▶ [WHAT IS BEING ASKED]: All entries are to be quoted exactly; the images stay out of the copy.
* Begin PROVIDED RECORDS *
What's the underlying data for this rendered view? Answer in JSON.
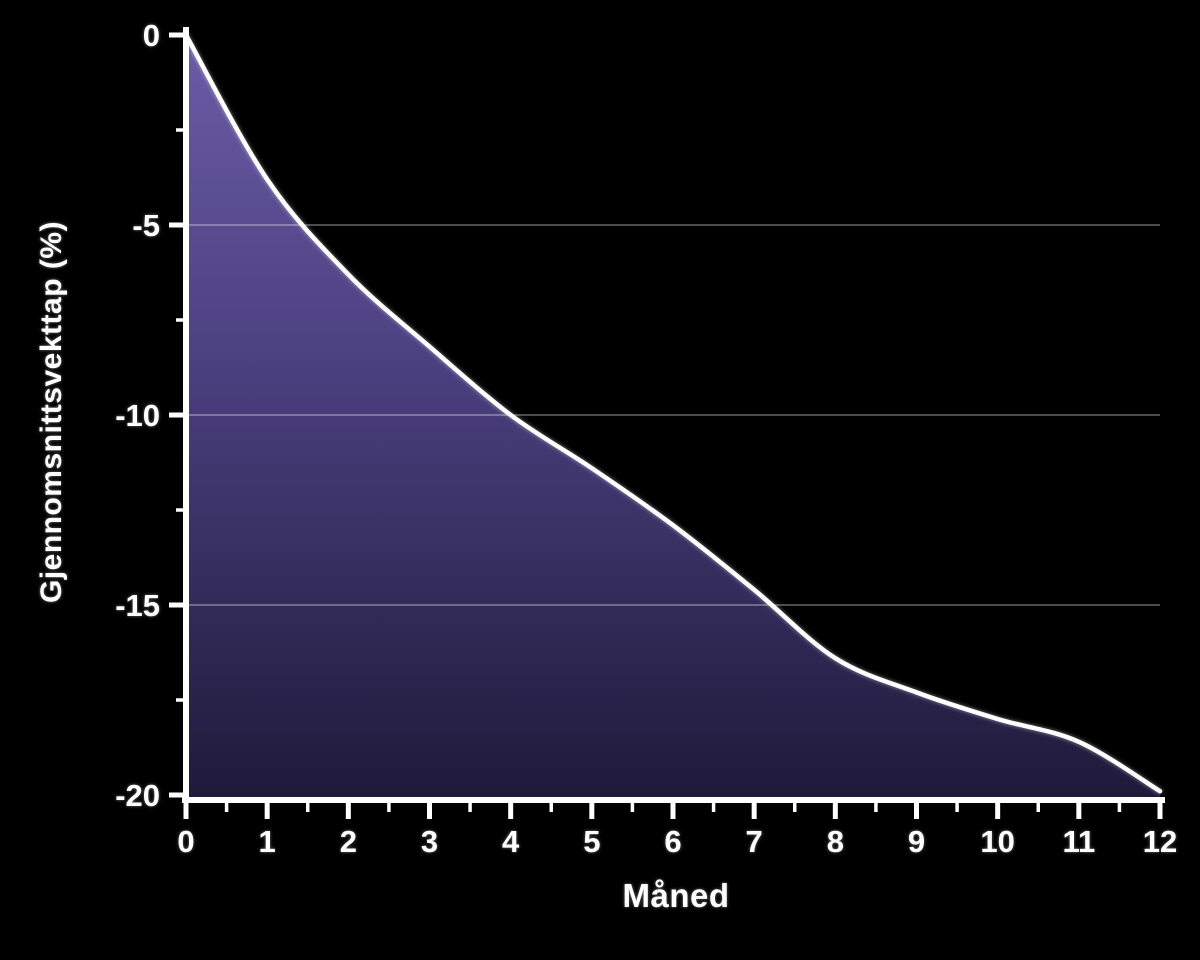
{
  "chart_data": {
    "type": "area",
    "title": "",
    "xlabel": "Måned",
    "ylabel": "Gjennomsnittsvekttap (%)",
    "x": [
      0,
      1,
      2,
      3,
      4,
      5,
      6,
      7,
      8,
      9,
      10,
      11,
      12
    ],
    "series": [
      {
        "name": "Gjennomsnittsvekttap",
        "values": [
          0,
          -3.8,
          -6.3,
          -8.2,
          -10.0,
          -11.4,
          -12.9,
          -14.6,
          -16.4,
          -17.3,
          -18.0,
          -18.6,
          -19.9
        ]
      }
    ],
    "xlim": [
      0,
      12
    ],
    "ylim": [
      -20,
      0
    ],
    "xticks": [
      0,
      1,
      2,
      3,
      4,
      5,
      6,
      7,
      8,
      9,
      10,
      11,
      12
    ],
    "xtick_labels": [
      "0",
      "1",
      "2",
      "3",
      "4",
      "5",
      "6",
      "7",
      "8",
      "9",
      "10",
      "11",
      "12"
    ],
    "yticks": [
      0,
      -5,
      -10,
      -15,
      -20
    ],
    "ytick_labels": [
      "0",
      "-5",
      "-10",
      "-15",
      "-20"
    ],
    "x_minor_tick_step": 0.5,
    "y_minor_ticks": [
      -2.5,
      -7.5,
      -12.5,
      -17.5
    ],
    "gridlines": [
      -5,
      -10,
      -15
    ],
    "grid": "horizontal",
    "legend": "none",
    "colors": {
      "background": "#000000",
      "area_top": "#6a5ca6",
      "area_mid": "#4a3f7e",
      "area_bottom": "#1f1a3a",
      "line": "#ffffff",
      "axis": "#ffffff",
      "grid": "#ffffff",
      "text": "#ffffff"
    },
    "grid_opacity": 0.4
  }
}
* End PROVIDED RECORDS *
▶ [OUTPUT FOR THIS TASK]:
What's the underlying data for this rendered view? Answer in JSON.
{
  "chart_data": {
    "type": "area",
    "title": "",
    "xlabel": "Måned",
    "ylabel": "Gjennomsnittsvekttap (%)",
    "x": [
      0,
      1,
      2,
      3,
      4,
      5,
      6,
      7,
      8,
      9,
      10,
      11,
      12
    ],
    "series": [
      {
        "name": "Gjennomsnittsvekttap",
        "values": [
          0,
          -3.8,
          -6.3,
          -8.2,
          -10.0,
          -11.4,
          -12.9,
          -14.6,
          -16.4,
          -17.3,
          -18.0,
          -18.6,
          -19.9
        ]
      }
    ],
    "xlim": [
      0,
      12
    ],
    "ylim": [
      -20,
      0
    ],
    "xticks": [
      0,
      1,
      2,
      3,
      4,
      5,
      6,
      7,
      8,
      9,
      10,
      11,
      12
    ],
    "xtick_labels": [
      "0",
      "1",
      "2",
      "3",
      "4",
      "5",
      "6",
      "7",
      "8",
      "9",
      "10",
      "11",
      "12"
    ],
    "yticks": [
      0,
      -5,
      -10,
      -15,
      -20
    ],
    "ytick_labels": [
      "0",
      "-5",
      "-10",
      "-15",
      "-20"
    ],
    "x_minor_tick_step": 0.5,
    "y_minor_ticks": [
      -2.5,
      -7.5,
      -12.5,
      -17.5
    ],
    "gridlines": [
      -5,
      -10,
      -15
    ],
    "grid": "horizontal",
    "legend": "none",
    "colors": {
      "background": "#000000",
      "area_top": "#6a5ca6",
      "area_mid": "#4a3f7e",
      "area_bottom": "#1f1a3a",
      "line": "#ffffff",
      "axis": "#ffffff",
      "grid": "#ffffff",
      "text": "#ffffff"
    },
    "grid_opacity": 0.4
  }
}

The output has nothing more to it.